# New girl from northeast Missouri



## Mrs Nemohunter (Mar 14, 2011)

Hi...my name is Letha. I've been shooting firearms since I was a kid and really enjoyed it and still do. Me and my hubby actually teach marksmanship. I've been wanting to try archery for a long time and finally got my first bow. 

I didn't want to spend too much to start out so I got a Diamond Razor Edge by BowTech. We're going to upgrade the site, rest, and peep. So far it seems to shoot pretty well and I'm on target. I plan on practicing a lot, lol. 

Anyway...this looks like a great site to really learn from.


----------



## THE BULL (Feb 24, 2009)

Welcome to AT...Glad to have ya


----------



## jswank (Jun 14, 2010)

welcome


----------



## Double S (Mar 30, 2008)

Welcome to AT.


----------



## rdneckhillbilly (Jan 25, 2010)

Welcome to AT and the world of archery. Love your name by the way. One "L" away from "Lethal" which I am sure you are as you teach marksmanship.
Enjoy the site.


----------



## Tim Roberts (Jul 13, 2002)

Letha.


----------



## Wicked1Archery (Oct 2, 2010)

________________

REQUIRED TASK 1:
Can you quote the part of the archery forum thread that opens with the words containing "Hi...my name is" and closes with "really learn from.", copying it word for word?
REQUIRED TASK 2:
In the archery forum thread, what bow did Letha get as her first bow?
REQUIRED TASK 3:
Would you carry on the archery forum thread from the point where it stops?

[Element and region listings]

________________

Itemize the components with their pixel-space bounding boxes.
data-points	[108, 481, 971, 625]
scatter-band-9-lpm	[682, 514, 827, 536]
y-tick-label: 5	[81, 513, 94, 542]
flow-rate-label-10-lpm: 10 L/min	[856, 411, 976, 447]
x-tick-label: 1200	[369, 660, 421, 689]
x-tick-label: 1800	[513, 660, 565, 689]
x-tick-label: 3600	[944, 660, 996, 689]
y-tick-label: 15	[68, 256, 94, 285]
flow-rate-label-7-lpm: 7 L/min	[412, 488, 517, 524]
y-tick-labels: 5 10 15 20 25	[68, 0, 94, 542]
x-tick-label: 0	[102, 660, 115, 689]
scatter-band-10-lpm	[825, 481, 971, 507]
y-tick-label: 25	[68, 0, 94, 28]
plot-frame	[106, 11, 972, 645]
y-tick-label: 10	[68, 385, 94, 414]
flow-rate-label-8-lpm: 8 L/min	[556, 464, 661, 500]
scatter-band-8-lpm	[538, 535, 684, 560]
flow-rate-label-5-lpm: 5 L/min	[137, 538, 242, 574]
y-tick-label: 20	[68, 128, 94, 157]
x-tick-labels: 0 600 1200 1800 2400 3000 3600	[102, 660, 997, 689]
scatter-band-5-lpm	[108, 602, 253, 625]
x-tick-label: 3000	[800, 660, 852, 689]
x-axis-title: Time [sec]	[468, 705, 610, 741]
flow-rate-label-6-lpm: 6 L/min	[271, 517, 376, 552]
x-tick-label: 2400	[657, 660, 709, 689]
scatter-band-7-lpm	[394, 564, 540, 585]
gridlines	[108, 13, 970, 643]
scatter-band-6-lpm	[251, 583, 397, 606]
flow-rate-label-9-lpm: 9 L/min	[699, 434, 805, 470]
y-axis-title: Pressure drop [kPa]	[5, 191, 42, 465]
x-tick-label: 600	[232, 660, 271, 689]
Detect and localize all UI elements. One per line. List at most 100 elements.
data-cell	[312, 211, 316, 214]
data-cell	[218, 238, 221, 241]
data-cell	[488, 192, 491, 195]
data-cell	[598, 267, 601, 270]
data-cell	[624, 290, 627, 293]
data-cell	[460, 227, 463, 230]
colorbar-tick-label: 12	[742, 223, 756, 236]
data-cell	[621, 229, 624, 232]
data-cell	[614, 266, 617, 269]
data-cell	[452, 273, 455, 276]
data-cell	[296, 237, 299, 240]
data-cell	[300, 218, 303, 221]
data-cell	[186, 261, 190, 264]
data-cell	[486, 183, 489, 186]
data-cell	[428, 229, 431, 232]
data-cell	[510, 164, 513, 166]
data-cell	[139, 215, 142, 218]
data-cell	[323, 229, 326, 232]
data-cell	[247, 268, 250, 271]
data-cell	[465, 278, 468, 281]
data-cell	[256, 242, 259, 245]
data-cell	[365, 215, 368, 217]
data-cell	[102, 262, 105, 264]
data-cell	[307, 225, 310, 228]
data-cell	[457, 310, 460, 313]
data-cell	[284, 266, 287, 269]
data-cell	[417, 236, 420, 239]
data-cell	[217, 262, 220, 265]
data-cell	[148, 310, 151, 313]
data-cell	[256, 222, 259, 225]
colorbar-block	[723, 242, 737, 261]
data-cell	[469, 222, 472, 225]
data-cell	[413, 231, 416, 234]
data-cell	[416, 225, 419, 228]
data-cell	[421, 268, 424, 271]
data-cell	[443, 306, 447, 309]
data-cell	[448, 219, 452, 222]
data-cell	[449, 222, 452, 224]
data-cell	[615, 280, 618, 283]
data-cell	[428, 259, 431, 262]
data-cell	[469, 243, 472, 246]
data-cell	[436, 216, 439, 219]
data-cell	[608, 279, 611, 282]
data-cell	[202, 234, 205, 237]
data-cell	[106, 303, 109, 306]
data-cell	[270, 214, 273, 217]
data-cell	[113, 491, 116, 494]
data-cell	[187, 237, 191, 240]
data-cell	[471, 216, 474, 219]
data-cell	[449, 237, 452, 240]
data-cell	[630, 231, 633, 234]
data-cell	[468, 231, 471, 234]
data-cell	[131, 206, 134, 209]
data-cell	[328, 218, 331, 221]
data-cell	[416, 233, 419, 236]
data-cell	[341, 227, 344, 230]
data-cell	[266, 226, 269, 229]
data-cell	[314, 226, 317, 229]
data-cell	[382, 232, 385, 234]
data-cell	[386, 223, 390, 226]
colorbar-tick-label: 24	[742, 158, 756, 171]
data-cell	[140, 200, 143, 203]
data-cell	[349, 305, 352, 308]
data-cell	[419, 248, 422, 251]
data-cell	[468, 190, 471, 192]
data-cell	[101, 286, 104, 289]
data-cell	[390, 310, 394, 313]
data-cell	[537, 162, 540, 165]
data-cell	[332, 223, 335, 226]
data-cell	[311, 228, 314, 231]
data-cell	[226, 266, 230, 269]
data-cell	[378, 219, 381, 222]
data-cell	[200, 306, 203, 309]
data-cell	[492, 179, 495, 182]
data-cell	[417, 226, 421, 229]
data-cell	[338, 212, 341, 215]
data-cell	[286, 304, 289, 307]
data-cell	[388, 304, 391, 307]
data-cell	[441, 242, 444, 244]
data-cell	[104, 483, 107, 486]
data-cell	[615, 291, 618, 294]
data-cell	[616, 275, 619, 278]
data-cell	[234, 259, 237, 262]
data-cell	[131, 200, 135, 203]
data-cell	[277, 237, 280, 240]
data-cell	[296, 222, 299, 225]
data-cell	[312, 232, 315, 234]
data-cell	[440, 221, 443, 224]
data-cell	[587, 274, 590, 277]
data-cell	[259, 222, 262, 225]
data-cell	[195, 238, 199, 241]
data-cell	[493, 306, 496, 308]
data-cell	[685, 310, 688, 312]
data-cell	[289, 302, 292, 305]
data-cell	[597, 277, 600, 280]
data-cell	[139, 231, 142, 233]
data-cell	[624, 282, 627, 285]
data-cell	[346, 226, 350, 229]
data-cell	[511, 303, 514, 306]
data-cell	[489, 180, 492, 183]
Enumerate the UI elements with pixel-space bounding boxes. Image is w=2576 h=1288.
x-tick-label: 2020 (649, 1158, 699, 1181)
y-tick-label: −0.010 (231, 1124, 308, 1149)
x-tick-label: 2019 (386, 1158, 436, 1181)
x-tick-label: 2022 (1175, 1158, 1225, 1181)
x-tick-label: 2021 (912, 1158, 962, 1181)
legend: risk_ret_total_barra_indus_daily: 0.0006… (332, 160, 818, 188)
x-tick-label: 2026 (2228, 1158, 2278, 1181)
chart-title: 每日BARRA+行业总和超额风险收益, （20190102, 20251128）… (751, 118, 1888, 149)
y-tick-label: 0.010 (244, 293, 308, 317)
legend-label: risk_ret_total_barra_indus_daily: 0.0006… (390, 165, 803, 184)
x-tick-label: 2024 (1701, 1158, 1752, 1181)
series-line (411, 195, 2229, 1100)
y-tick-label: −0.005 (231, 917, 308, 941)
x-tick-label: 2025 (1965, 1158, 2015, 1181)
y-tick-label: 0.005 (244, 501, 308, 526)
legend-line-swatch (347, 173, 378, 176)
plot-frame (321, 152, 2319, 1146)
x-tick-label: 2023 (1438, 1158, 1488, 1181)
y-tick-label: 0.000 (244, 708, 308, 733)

________________

EXERCISE OUTPUT 1:
Hi...my name is Letha. I've been shooting firearms since I was a kid and really enjoyed it and still do. Me and my hubby actually teach marksmanship. I've been wanting to try archery for a long time and finally got my first bow. 

I didn't want to spend too much to start out so I got a Diamond Razor Edge by BowTech. We're going to upgrade the site, rest, and peep. So far it seems to shoot pretty well and I'm on target. I plan on practicing a lot, lol. 

Anyway...this looks like a great site to really learn from.

EXERCISE OUTPUT 2:
A Diamond Razor Edge by BowTech.

EXERCISE OUTPUT 3:
Welcome to AT :wave3:


----------



## Dthbyhoyt (Dec 4, 2004)

:welcome: 2 ArcheryTalk


----------



## rycountryboy (Feb 21, 2008)

*:welcome: to AT*


----------



## Hoosierflogger (Jan 14, 2009)

Welcome to AT
My sister in law shoots the same bow as you and it is excellent.
No amount of money could have bought anything more accurate.

Have fun.


----------



## Mrs Nemohunter (Mar 14, 2011)

Thanks so much for the great welcome!! 

@rdneckhillbilly people have always called me "Lethal"....among other things, lol 

@Hoosierflogger I'm pretty happy with it. It's super quiet and smooth. I didn't notice any vibration and it's quick!


----------



## bushmasterar15 (Oct 23, 2004)

Welcome to Archery Talk.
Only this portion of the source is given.